ACTIVITY: Write out all the records exactly, and keep any images out.

AVAILABLE RECORDS:

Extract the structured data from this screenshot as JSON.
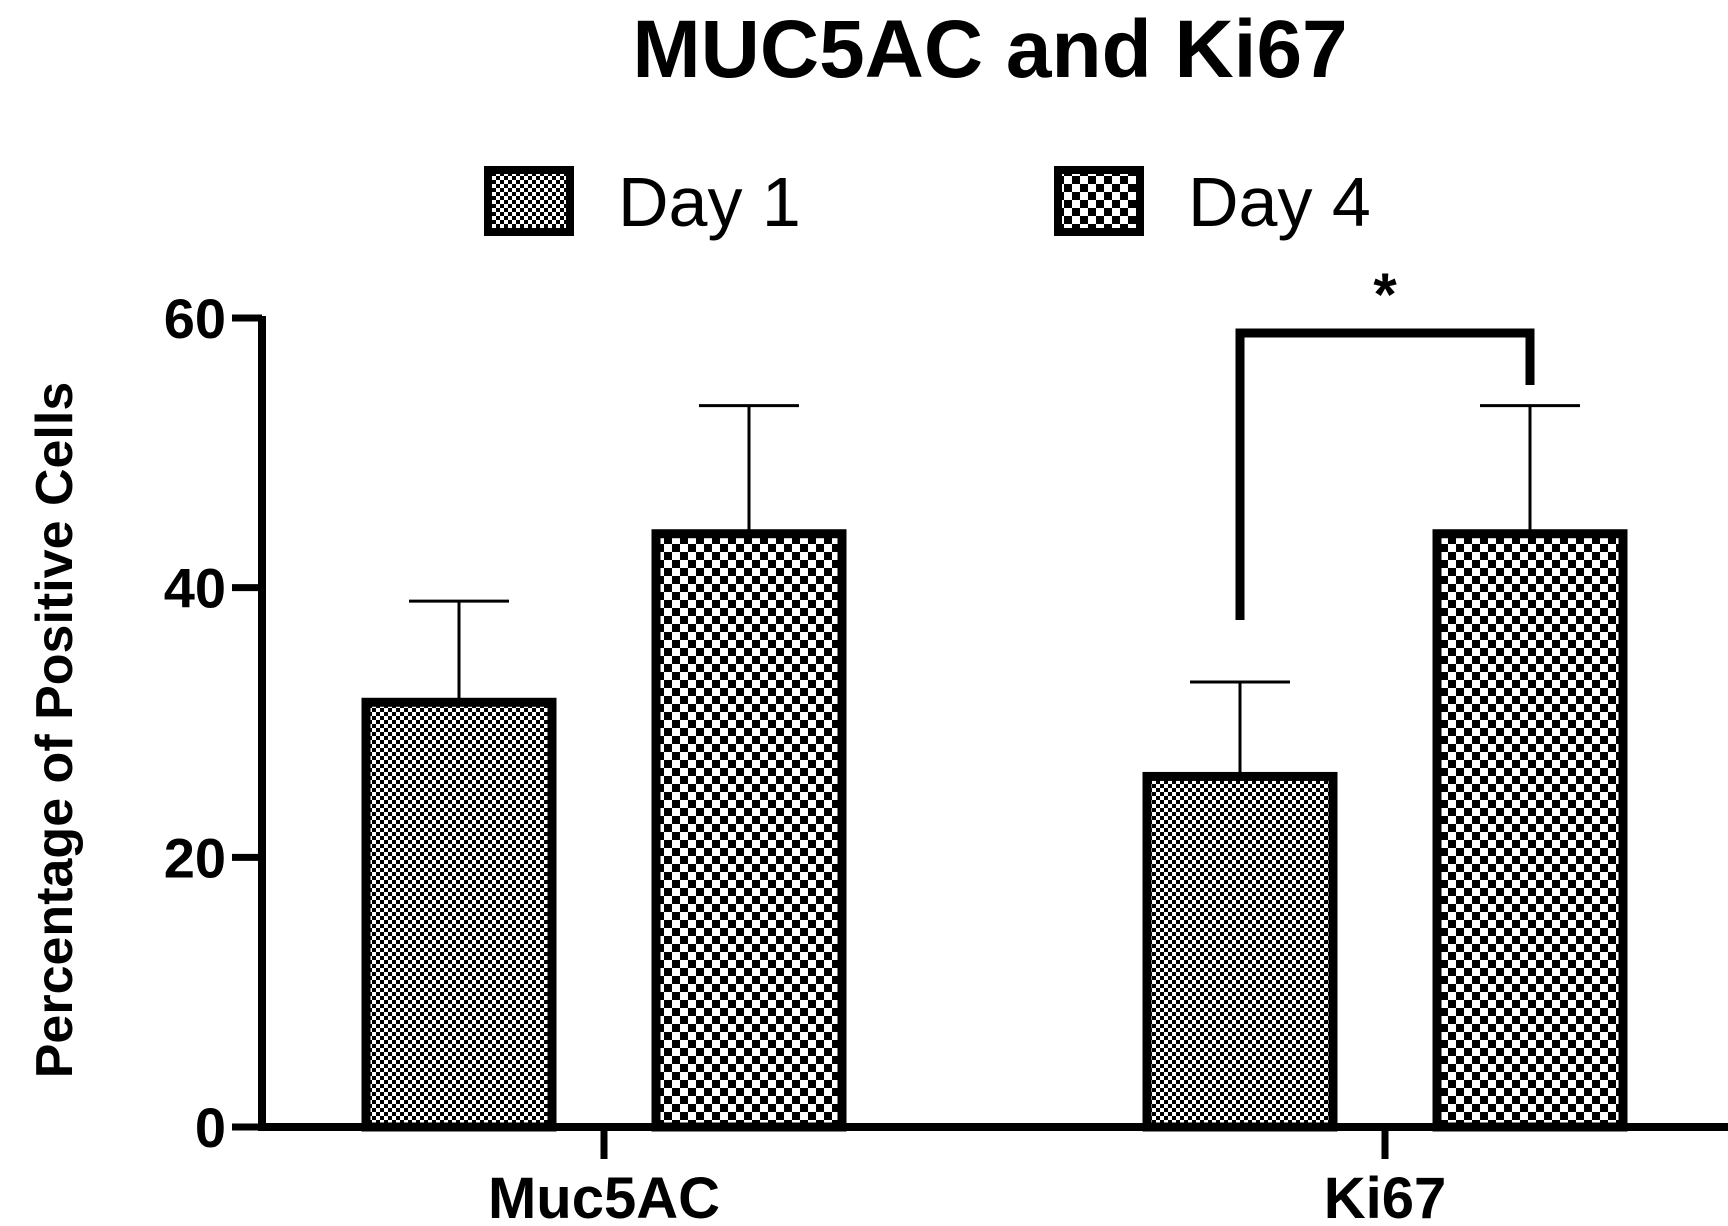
{
  "chart_data": {
    "type": "bar",
    "title": "MUC5AC and Ki67",
    "xlabel": "",
    "ylabel": "Percentage of Positive Cells",
    "ylim": [
      0,
      60
    ],
    "yticks": [
      0,
      20,
      40,
      60
    ],
    "categories": [
      "Muc5AC",
      "Ki67"
    ],
    "series": [
      {
        "name": "Day 1",
        "values": [
          31.5,
          26
        ],
        "errors": [
          7.5,
          7
        ]
      },
      {
        "name": "Day 4",
        "values": [
          44,
          44
        ],
        "errors": [
          9.5,
          9.5
        ]
      }
    ],
    "legend_position": "top-center",
    "grid": false,
    "annotations": [
      {
        "type": "significance",
        "category": "Ki67",
        "label": "*"
      }
    ]
  }
}
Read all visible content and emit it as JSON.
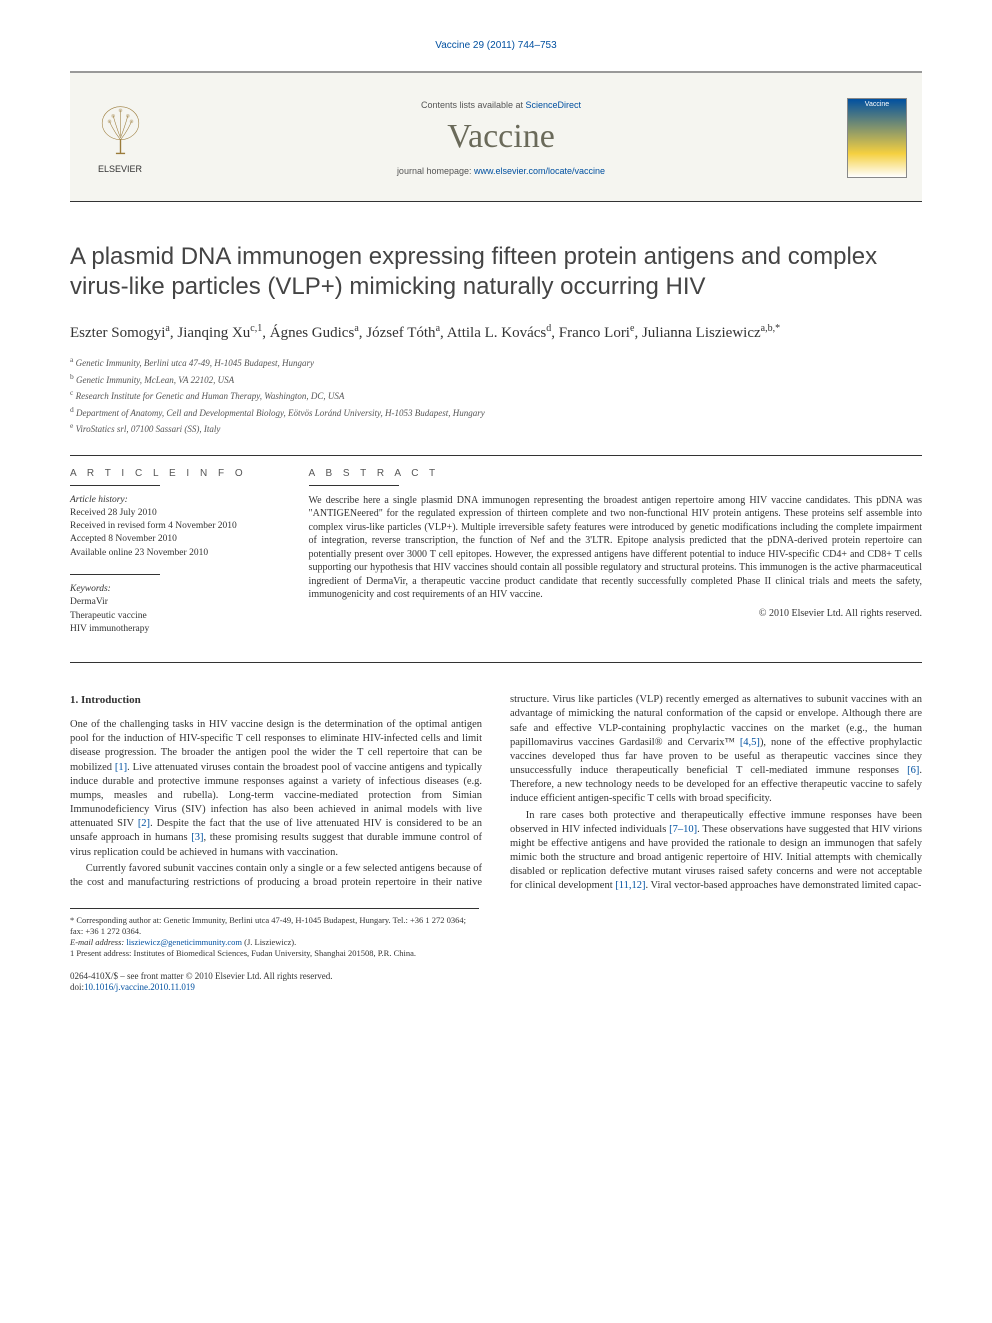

SOLUTION TO THE PROBLEM:
Extract the structured data from this screenshot as JSON.
{
  "chart_data": {
    "type": "bar",
    "title": "MUC5AC and Ki67",
    "xlabel": "",
    "ylabel": "Percentage of Positive Cells",
    "ylim": [
      0,
      60
    ],
    "yticks": [
      0,
      20,
      40,
      60
    ],
    "categories": [
      "Muc5AC",
      "Ki67"
    ],
    "series": [
      {
        "name": "Day 1",
        "values": [
          31.5,
          26
        ],
        "errors": [
          7.5,
          7
        ]
      },
      {
        "name": "Day 4",
        "values": [
          44,
          44
        ],
        "errors": [
          9.5,
          9.5
        ]
      }
    ],
    "legend_position": "top-center",
    "grid": false,
    "annotations": [
      {
        "type": "significance",
        "category": "Ki67",
        "label": "*"
      }
    ]
  }
}
Read all visible content and emit it as JSON.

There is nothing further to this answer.